- Tasks to complete
1/ Translate this sentence from the passage on the history of Egmanton Church into French: "The priory also had to pay an annual pension of 6s 8d to the archbishop and his successors."
2/ From the records, set down every line from the one containing "category-label: 趣味・娯楽で就寝が遅い [98,413,374,443]" up to and including the one containing "bar-row: 夜泣き・寝ぐずり 53 [0,151,1024,188]", with no alterations.

The church was originally in the patronage of the De Eyville (D’Aville) family, the Lords of Egmanton, who acquired the village from Nigel d’Albini in the reign of Henry I, and may have sponsored its construction or at least its development from a chapel to a parish church. It was passed down the family until the reign of Henry III in the early 13th century, when Sir John de Eyville (who would go on to be a leading rebel against the king in the Second Baron’s War) gifted the patronage of the church to the Priory of Newstead, which belonged to the Augustinian Canons. In 1291 the church, still with the priory as patrons, was valued at £10 in a religious tax of that year, a surprisingly small amount given the additional donations the pilgrimages must have provided.

In 1315 there was an incident whereby the church and manse were forcibly entered during a vacancy following the death of Roger de Bergh, the previous rector. Archbishop Greenfield issued a mandate to the Dean of Retford to denounce and excommunicate those persons who had committed this crime.

The priory at Newstead struggled financially through much of its existence. In response to a plea for financial assistance, Edward II granted the priory a royal licence in 1315, permitting it to appropriate Egmanton Church to the priory, bringing it, and its income directly under the control of the Augustinians. However the appropriation did not take place then due to opposition from the Archbishop of York, William Melton. In the end Papal letters had to be issued in 1326-7 to override his objections and even so it was two more years before the archbishop published the decree of appropriation on 22 June 1329.

The reason given for the appropriation is the poor state of the priory due to its distance from any villages and its position along the public road meaning many travellers would use the priory to rest for the night. The church was appropriated but the priory was expected to appoint a perpetual vicar to Egmanton, to construct a hall, chamber, and kitchen for his habitation and to allocate 20 acres of arable and 3 acres of meadow land as well as the mortuary tithes and all other small tithes to support him. The priory also had to pay an annual pension of 6s 8d to the archbishop and his successors.

- Input
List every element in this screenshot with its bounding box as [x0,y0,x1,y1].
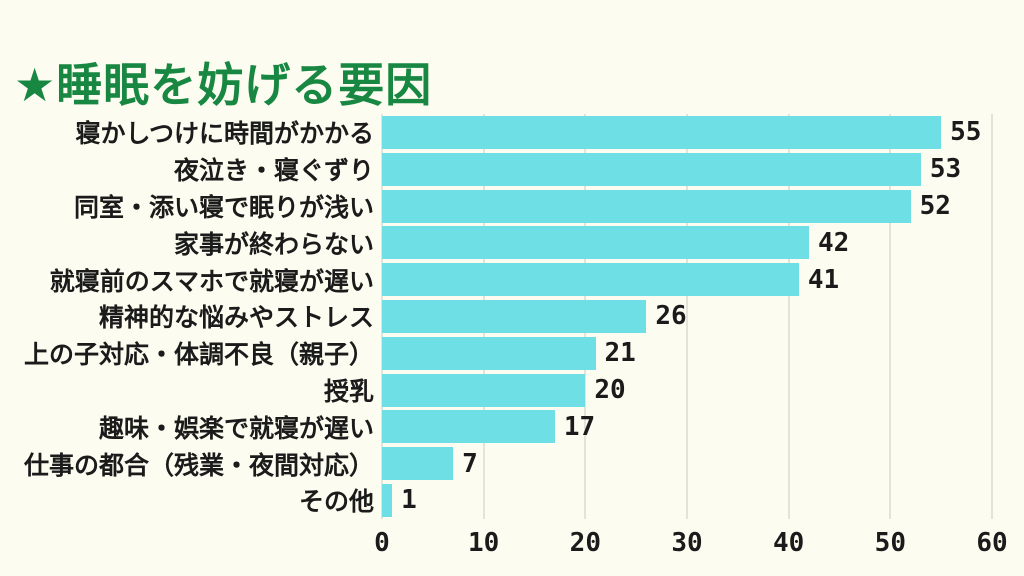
category-label: 趣味・娯楽で就寝が遅い [98,413,374,443]
gridline [787,114,790,519]
bar-value-label: 1 [401,485,417,516]
gridline [991,114,993,519]
bar-value-label: 21 [604,338,636,369]
bar [382,447,454,481]
bar-row: 家事が終わらない 42 [0,224,1024,261]
bar-value-label: 17 [563,411,596,442]
bar-rows: 寝かしつけに時間がかかる 55 夜泣き・寝ぐずり 53 同室・添い寝で眠りが浅い 52 家事… [0,114,1024,519]
bar [382,299,647,333]
bar-row: 精神的な悩みやストレス 26 [0,298,1024,335]
bar-row: その他 1 [0,482,1024,519]
plot-cell: 52 [382,188,992,225]
category-label: 家事が終わらない [173,229,374,259]
plot-cell: 55 [382,114,992,151]
category-label: 夜泣き・寝ぐずり [173,156,374,186]
category-label: 精神的な悩みやストレス [98,303,374,333]
plot-cell: 26 [382,298,992,335]
plot-cell: 20 [382,372,992,409]
bar-row: 夜泣き・寝ぐずり 53 [0,151,1024,188]
x-axis: 0 10 20 30 40 50 60 [374,527,1007,562]
bar [382,336,596,370]
gridline [686,114,688,519]
category-label: その他 [298,487,374,517]
bar-row: 趣味・娯楽で就寝が遅い 17 [0,408,1024,445]
x-tick-label: 20 [569,527,601,558]
bar [382,483,393,517]
bar-value-label: 42 [818,227,850,258]
category-label: 上の子対応・体調不良（親子） [23,340,374,370]
bar-value-label: 55 [950,117,982,148]
bar-row: 寝かしつけに時間がかかる 55 [0,114,1024,151]
gridline [889,114,892,519]
bar-value-label: 7 [462,448,478,479]
category-label: 授乳 [323,376,374,406]
plot-cell: 7 [382,445,992,482]
page-title: ★睡眠を妨げる要因 [14,57,433,112]
plot-cell: 21 [382,335,992,372]
category-label: 寝かしつけに時間がかかる [75,119,374,149]
plot-cell: 41 [382,261,992,298]
bar [382,152,921,186]
category-label: 仕事の都合（残業・夜間対応） [23,450,374,480]
bar-chart: 寝かしつけに時間がかかる 55 夜泣き・寝ぐずり 53 同室・添い寝で眠りが浅い 52 家事… [0,114,1024,562]
bar-value-label: 52 [919,190,951,221]
x-tick-label: 30 [671,527,703,558]
bar-row: 授乳 20 [0,372,1024,409]
x-tick-label: 50 [874,527,906,558]
bar-value-label: 26 [655,301,687,332]
plot-cell: 42 [382,224,992,261]
plot-cell: 53 [382,151,992,188]
bar [382,373,586,407]
x-tick-label: 40 [773,527,805,558]
x-tick-label: 0 [374,527,390,558]
bar-row: 仕事の都合（残業・夜間対応） 7 [0,445,1024,482]
bar-row: 上の子対応・体調不良（親子） 21 [0,335,1024,372]
plot-cell: 1 [382,482,992,519]
bar [382,263,799,297]
x-tick-label: 60 [976,527,1008,558]
bar [382,226,809,260]
bar-row: 同室・添い寝で眠りが浅い 52 [0,188,1024,225]
bar-value-label: 41 [807,264,840,295]
x-tick-label: 10 [468,527,500,558]
bar [382,116,942,149]
bar-value-label: 53 [929,154,962,185]
bar [382,189,911,223]
bar-value-label: 20 [594,374,626,405]
category-label: 同室・添い寝で眠りが浅い [73,192,374,222]
bar [382,410,555,444]
category-label: 就寝前のスマホで就寝が遅い [49,266,374,296]
bar-row: 就寝前のスマホで就寝が遅い 41 [0,261,1024,298]
plot-cell: 17 [382,408,992,445]
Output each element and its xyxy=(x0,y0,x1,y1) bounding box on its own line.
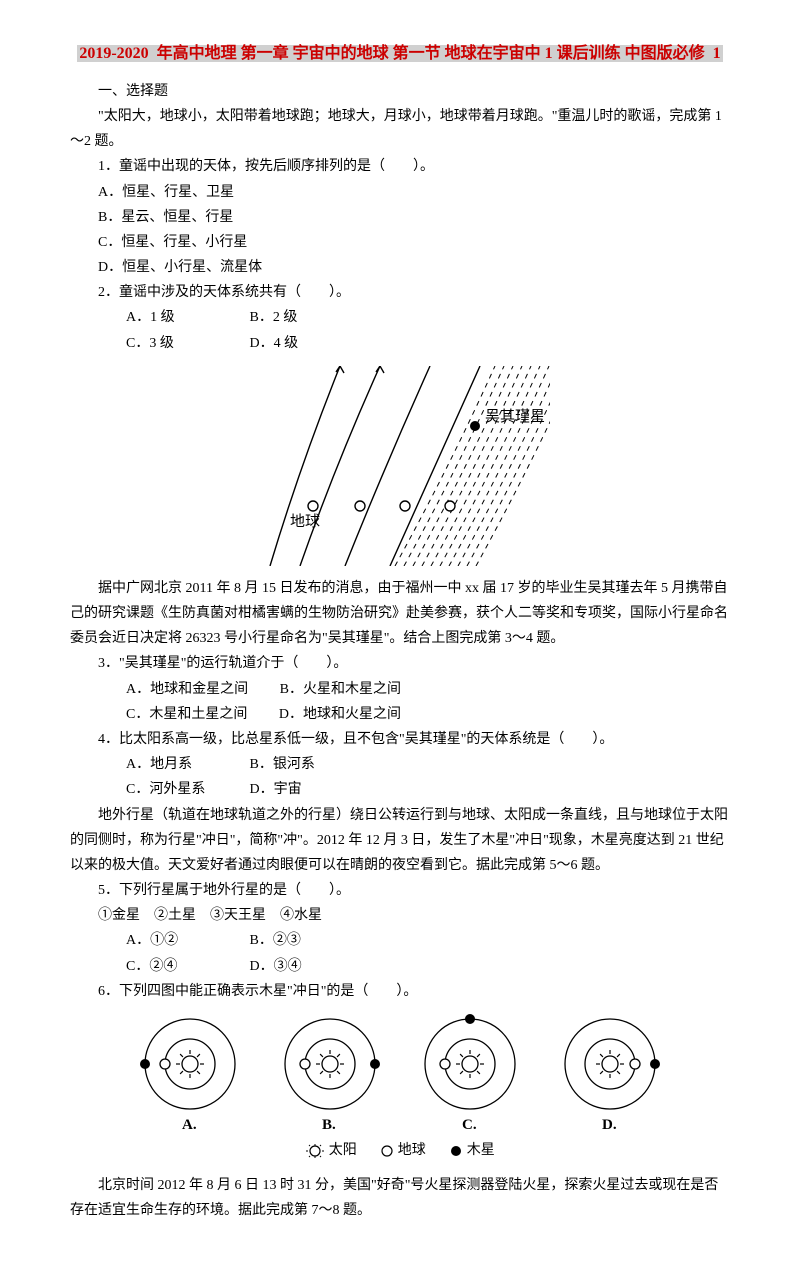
chongri-diagram: A. B. C. D. 太阳 地球 木星 xyxy=(70,1014,730,1163)
orbit-svg: 地球 吴其瑾星 xyxy=(250,366,550,566)
paragraph-3: 北京时间 2012 年 8 月 6 日 13 时 31 分，美国"好奇"号火星探… xyxy=(70,1173,730,1223)
legend-earth: 地球 xyxy=(380,1143,429,1158)
svg-text:A.: A. xyxy=(182,1117,197,1133)
svg-text:吴其瑾星: 吴其瑾星 xyxy=(485,408,545,425)
q5-option-d: D．③④ xyxy=(222,954,342,979)
chongri-svg: A. B. C. D. xyxy=(120,1014,680,1134)
chongri-legend: 太阳 地球 木星 xyxy=(70,1138,730,1163)
title-highlight-tail: 1 xyxy=(711,45,723,62)
q5-list: ①金星 ②土星 ③天王星 ④水星 xyxy=(70,903,730,928)
q1-stem: 1．童谣中出现的天体，按先后顺序排列的是（ ）。 xyxy=(70,154,730,179)
q4-option-b: B．银河系 xyxy=(222,752,342,777)
q5-options-row2: C．②④ D．③④ xyxy=(70,954,730,979)
q4-stem: 4．比太阳系高一级，比总星系低一级，且不包含"吴其瑾星"的天体系统是（ ）。 xyxy=(70,727,730,752)
q5-stem: 5．下列行星属于地外行星的是（ ）。 xyxy=(70,878,730,903)
q3-options-row1: A．地球和金星之间 B．火星和木星之间 xyxy=(70,677,730,702)
q3-option-d: D．地球和火星之间 xyxy=(251,702,401,727)
q4-option-a: A．地月系 xyxy=(98,752,218,777)
title-highlight-main: 年高中地理 第一章 宇宙中的地球 第一节 地球在宇宙中 1 课后训练 中图版必修 xyxy=(151,45,711,62)
q1-option-c: C．恒星、行星、小行星 xyxy=(70,230,730,255)
q2-stem: 2．童谣中涉及的天体系统共有（ ）。 xyxy=(70,280,730,305)
q3-stem: 3．"吴其瑾星"的运行轨道介于（ ）。 xyxy=(70,651,730,676)
q2-options-row1: A．1 级 B．2 级 xyxy=(70,305,730,330)
svg-text:B.: B. xyxy=(322,1117,336,1133)
intro-1: "太阳大，地球小，太阳带着地球跑；地球大，月球小，地球带着月球跑。"重温儿时的歌… xyxy=(70,104,730,154)
title-highlight-year: 2019-2020 xyxy=(77,45,150,62)
page-title: 2019-2020 年高中地理 第一章 宇宙中的地球 第一节 地球在宇宙中 1 … xyxy=(70,40,730,69)
q4-options-row1: A．地月系 B．银河系 xyxy=(70,752,730,777)
q3-option-a: A．地球和金星之间 xyxy=(98,677,248,702)
paragraph-2: 地外行星（轨道在地球轨道之外的行星）绕日公转运行到与地球、太阳成一条直线，且与地… xyxy=(70,803,730,879)
svg-text:C.: C. xyxy=(462,1117,477,1133)
q5-option-a: A．①② xyxy=(98,928,218,953)
q3-option-b: B．火星和木星之间 xyxy=(252,677,401,702)
q4-option-c: C．河外星系 xyxy=(98,777,218,802)
q2-option-a: A．1 级 xyxy=(98,305,218,330)
q1-option-a: A．恒星、行星、卫星 xyxy=(70,180,730,205)
q6-stem: 6．下列四图中能正确表示木星"冲日"的是（ ）。 xyxy=(70,979,730,1004)
legend-jupiter: 木星 xyxy=(449,1143,495,1158)
svg-text:地球: 地球 xyxy=(290,513,320,530)
q3-options-row2: C．木星和土星之间 D．地球和火星之间 xyxy=(70,702,730,727)
q4-options-row2: C．河外星系 D．宇宙 xyxy=(70,777,730,802)
q2-option-d: D．4 级 xyxy=(222,331,342,356)
section-heading: 一、选择题 xyxy=(70,79,730,104)
orbit-diagram: 地球 吴其瑾星 xyxy=(70,366,730,566)
q5-options-row1: A．①② B．②③ xyxy=(70,928,730,953)
legend-sun: 太阳 xyxy=(305,1143,360,1158)
q2-option-c: C．3 级 xyxy=(98,331,218,356)
q5-option-b: B．②③ xyxy=(222,928,342,953)
paragraph-1: 据中广网北京 2011 年 8 月 15 日发布的消息，由于福州一中 xx 届 … xyxy=(70,576,730,652)
svg-text:D.: D. xyxy=(602,1117,617,1133)
q4-option-d: D．宇宙 xyxy=(222,777,342,802)
q1-option-d: D．恒星、小行星、流星体 xyxy=(70,255,730,280)
q3-option-c: C．木星和土星之间 xyxy=(98,702,247,727)
q1-option-b: B．星云、恒星、行星 xyxy=(70,205,730,230)
q5-option-c: C．②④ xyxy=(98,954,218,979)
q2-options-row2: C．3 级 D．4 级 xyxy=(70,331,730,356)
q2-option-b: B．2 级 xyxy=(222,305,342,330)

- Outputs by task
1/ Le prieuré devait également verser une pension annuelle de 6s 8d à l'archevêque et à ses successeurs.

2/
category-label: 趣味・娯楽で就寝が遅い [98,413,374,443]
gridline [787,114,790,519]
bar-value-label: 1 [401,485,417,516]
gridline [991,114,993,519]
bar-value-label: 21 [604,338,636,369]
bar [382,447,454,481]
bar-row: 家事が終わらない 42 [0,224,1024,261]
bar-value-label: 17 [563,411,596,442]
bar-rows: 寝かしつけに時間がかかる 55 夜泣き・寝ぐずり 53 同室・添い寝で眠りが浅い 52 家事… [0,114,1024,519]
bar [382,299,647,333]
bar-row: 精神的な悩みやストレス 26 [0,298,1024,335]
bar-row: その他 1 [0,482,1024,519]
plot-cell: 52 [382,188,992,225]
category-label: 家事が終わらない [173,229,374,259]
plot-cell: 55 [382,114,992,151]
category-label: 夜泣き・寝ぐずり [173,156,374,186]
category-label: 精神的な悩みやストレス [98,303,374,333]
plot-cell: 26 [382,298,992,335]
plot-cell: 20 [382,372,992,409]
bar-row: 夜泣き・寝ぐずり 53 [0,151,1024,188]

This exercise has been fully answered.